SET TASK » Will you quote all of the entries, word for word?

LISTED ENTRIES »
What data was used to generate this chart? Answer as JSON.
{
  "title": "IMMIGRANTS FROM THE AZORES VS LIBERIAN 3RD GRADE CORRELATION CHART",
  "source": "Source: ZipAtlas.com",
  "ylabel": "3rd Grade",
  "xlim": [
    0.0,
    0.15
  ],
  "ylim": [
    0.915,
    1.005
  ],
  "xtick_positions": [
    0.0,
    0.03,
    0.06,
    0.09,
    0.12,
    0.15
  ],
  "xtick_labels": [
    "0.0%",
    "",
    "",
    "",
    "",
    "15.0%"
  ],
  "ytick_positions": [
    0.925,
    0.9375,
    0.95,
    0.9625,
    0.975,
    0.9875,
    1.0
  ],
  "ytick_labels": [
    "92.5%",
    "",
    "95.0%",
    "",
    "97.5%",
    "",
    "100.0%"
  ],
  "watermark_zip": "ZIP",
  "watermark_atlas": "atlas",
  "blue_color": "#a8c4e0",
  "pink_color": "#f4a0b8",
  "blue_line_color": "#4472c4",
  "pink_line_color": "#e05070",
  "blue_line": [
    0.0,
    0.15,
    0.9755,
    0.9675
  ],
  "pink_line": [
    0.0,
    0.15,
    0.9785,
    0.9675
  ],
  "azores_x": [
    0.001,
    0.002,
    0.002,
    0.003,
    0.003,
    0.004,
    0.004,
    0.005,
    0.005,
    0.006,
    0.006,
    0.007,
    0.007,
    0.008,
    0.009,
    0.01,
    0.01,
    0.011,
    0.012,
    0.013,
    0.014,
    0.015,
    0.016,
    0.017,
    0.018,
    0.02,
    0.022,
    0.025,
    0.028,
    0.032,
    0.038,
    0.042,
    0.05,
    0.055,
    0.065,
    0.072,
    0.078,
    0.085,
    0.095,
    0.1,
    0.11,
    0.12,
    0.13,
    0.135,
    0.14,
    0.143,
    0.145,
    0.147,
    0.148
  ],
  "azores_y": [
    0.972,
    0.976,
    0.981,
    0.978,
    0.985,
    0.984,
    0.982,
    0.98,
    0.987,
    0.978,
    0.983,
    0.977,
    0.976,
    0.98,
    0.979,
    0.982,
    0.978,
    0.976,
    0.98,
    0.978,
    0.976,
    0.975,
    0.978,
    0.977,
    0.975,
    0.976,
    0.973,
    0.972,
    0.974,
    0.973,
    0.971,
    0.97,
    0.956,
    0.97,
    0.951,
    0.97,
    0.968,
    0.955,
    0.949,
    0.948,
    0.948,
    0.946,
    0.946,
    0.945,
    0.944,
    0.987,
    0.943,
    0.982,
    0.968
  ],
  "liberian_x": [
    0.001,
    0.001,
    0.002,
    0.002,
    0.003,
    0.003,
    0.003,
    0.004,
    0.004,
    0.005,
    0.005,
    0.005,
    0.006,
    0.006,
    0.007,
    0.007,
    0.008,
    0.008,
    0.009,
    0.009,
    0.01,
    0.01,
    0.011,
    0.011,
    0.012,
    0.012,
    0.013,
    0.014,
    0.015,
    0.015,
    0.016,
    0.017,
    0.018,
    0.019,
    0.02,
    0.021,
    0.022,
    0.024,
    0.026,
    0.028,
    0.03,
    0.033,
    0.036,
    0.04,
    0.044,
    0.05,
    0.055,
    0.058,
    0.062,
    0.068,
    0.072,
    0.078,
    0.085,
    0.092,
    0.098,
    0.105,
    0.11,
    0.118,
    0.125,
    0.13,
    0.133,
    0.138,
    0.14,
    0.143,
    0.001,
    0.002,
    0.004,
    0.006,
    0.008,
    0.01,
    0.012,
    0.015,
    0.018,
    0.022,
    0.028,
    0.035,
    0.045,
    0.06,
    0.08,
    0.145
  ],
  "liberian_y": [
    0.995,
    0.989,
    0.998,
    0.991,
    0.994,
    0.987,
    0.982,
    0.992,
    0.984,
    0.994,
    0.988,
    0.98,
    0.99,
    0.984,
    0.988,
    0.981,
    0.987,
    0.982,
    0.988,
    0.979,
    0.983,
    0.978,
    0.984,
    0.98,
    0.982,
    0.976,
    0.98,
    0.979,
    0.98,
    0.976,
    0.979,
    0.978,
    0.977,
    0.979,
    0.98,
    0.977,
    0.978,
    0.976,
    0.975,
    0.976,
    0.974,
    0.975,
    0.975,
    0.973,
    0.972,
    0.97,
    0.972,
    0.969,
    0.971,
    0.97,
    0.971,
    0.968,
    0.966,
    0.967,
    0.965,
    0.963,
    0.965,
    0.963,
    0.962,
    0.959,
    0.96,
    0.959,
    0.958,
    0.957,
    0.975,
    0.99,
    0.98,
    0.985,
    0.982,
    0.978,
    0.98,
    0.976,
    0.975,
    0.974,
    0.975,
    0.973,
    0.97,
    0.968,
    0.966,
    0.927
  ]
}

WRITTEN RESPONSE »
What data was used to generate this chart? Answer as JSON.
{
  "title": "IMMIGRANTS FROM THE AZORES VS LIBERIAN 3RD GRADE CORRELATION CHART",
  "source": "Source: ZipAtlas.com",
  "ylabel": "3rd Grade",
  "xlim": [
    0.0,
    0.15
  ],
  "ylim": [
    0.915,
    1.005
  ],
  "xtick_positions": [
    0.0,
    0.03,
    0.06,
    0.09,
    0.12,
    0.15
  ],
  "xtick_labels": [
    "0.0%",
    "",
    "",
    "",
    "",
    "15.0%"
  ],
  "ytick_positions": [
    0.925,
    0.9375,
    0.95,
    0.9625,
    0.975,
    0.9875,
    1.0
  ],
  "ytick_labels": [
    "92.5%",
    "",
    "95.0%",
    "",
    "97.5%",
    "",
    "100.0%"
  ],
  "watermark_zip": "ZIP",
  "watermark_atlas": "atlas",
  "blue_color": "#a8c4e0",
  "pink_color": "#f4a0b8",
  "blue_line_color": "#4472c4",
  "pink_line_color": "#e05070",
  "blue_line": [
    0.0,
    0.15,
    0.9755,
    0.9675
  ],
  "pink_line": [
    0.0,
    0.15,
    0.9785,
    0.9675
  ],
  "azores_x": [
    0.001,
    0.002,
    0.002,
    0.003,
    0.003,
    0.004,
    0.004,
    0.005,
    0.005,
    0.006,
    0.006,
    0.007,
    0.007,
    0.008,
    0.009,
    0.01,
    0.01,
    0.011,
    0.012,
    0.013,
    0.014,
    0.015,
    0.016,
    0.017,
    0.018,
    0.02,
    0.022,
    0.025,
    0.028,
    0.032,
    0.038,
    0.042,
    0.05,
    0.055,
    0.065,
    0.072,
    0.078,
    0.085,
    0.095,
    0.1,
    0.11,
    0.12,
    0.13,
    0.135,
    0.14,
    0.143,
    0.145,
    0.147,
    0.148
  ],
  "azores_y": [
    0.972,
    0.976,
    0.981,
    0.978,
    0.985,
    0.984,
    0.982,
    0.98,
    0.987,
    0.978,
    0.983,
    0.977,
    0.976,
    0.98,
    0.979,
    0.982,
    0.978,
    0.976,
    0.98,
    0.978,
    0.976,
    0.975,
    0.978,
    0.977,
    0.975,
    0.976,
    0.973,
    0.972,
    0.974,
    0.973,
    0.971,
    0.97,
    0.956,
    0.97,
    0.951,
    0.97,
    0.968,
    0.955,
    0.949,
    0.948,
    0.948,
    0.946,
    0.946,
    0.945,
    0.944,
    0.987,
    0.943,
    0.982,
    0.968
  ],
  "liberian_x": [
    0.001,
    0.001,
    0.002,
    0.002,
    0.003,
    0.003,
    0.003,
    0.004,
    0.004,
    0.005,
    0.005,
    0.005,
    0.006,
    0.006,
    0.007,
    0.007,
    0.008,
    0.008,
    0.009,
    0.009,
    0.01,
    0.01,
    0.011,
    0.011,
    0.012,
    0.012,
    0.013,
    0.014,
    0.015,
    0.015,
    0.016,
    0.017,
    0.018,
    0.019,
    0.02,
    0.021,
    0.022,
    0.024,
    0.026,
    0.028,
    0.03,
    0.033,
    0.036,
    0.04,
    0.044,
    0.05,
    0.055,
    0.058,
    0.062,
    0.068,
    0.072,
    0.078,
    0.085,
    0.092,
    0.098,
    0.105,
    0.11,
    0.118,
    0.125,
    0.13,
    0.133,
    0.138,
    0.14,
    0.143,
    0.001,
    0.002,
    0.004,
    0.006,
    0.008,
    0.01,
    0.012,
    0.015,
    0.018,
    0.022,
    0.028,
    0.035,
    0.045,
    0.06,
    0.08,
    0.145
  ],
  "liberian_y": [
    0.995,
    0.989,
    0.998,
    0.991,
    0.994,
    0.987,
    0.982,
    0.992,
    0.984,
    0.994,
    0.988,
    0.98,
    0.99,
    0.984,
    0.988,
    0.981,
    0.987,
    0.982,
    0.988,
    0.979,
    0.983,
    0.978,
    0.984,
    0.98,
    0.982,
    0.976,
    0.98,
    0.979,
    0.98,
    0.976,
    0.979,
    0.978,
    0.977,
    0.979,
    0.98,
    0.977,
    0.978,
    0.976,
    0.975,
    0.976,
    0.974,
    0.975,
    0.975,
    0.973,
    0.972,
    0.97,
    0.972,
    0.969,
    0.971,
    0.97,
    0.971,
    0.968,
    0.966,
    0.967,
    0.965,
    0.963,
    0.965,
    0.963,
    0.962,
    0.959,
    0.96,
    0.959,
    0.958,
    0.957,
    0.975,
    0.99,
    0.98,
    0.985,
    0.982,
    0.978,
    0.98,
    0.976,
    0.975,
    0.974,
    0.975,
    0.973,
    0.97,
    0.968,
    0.966,
    0.927
  ]
}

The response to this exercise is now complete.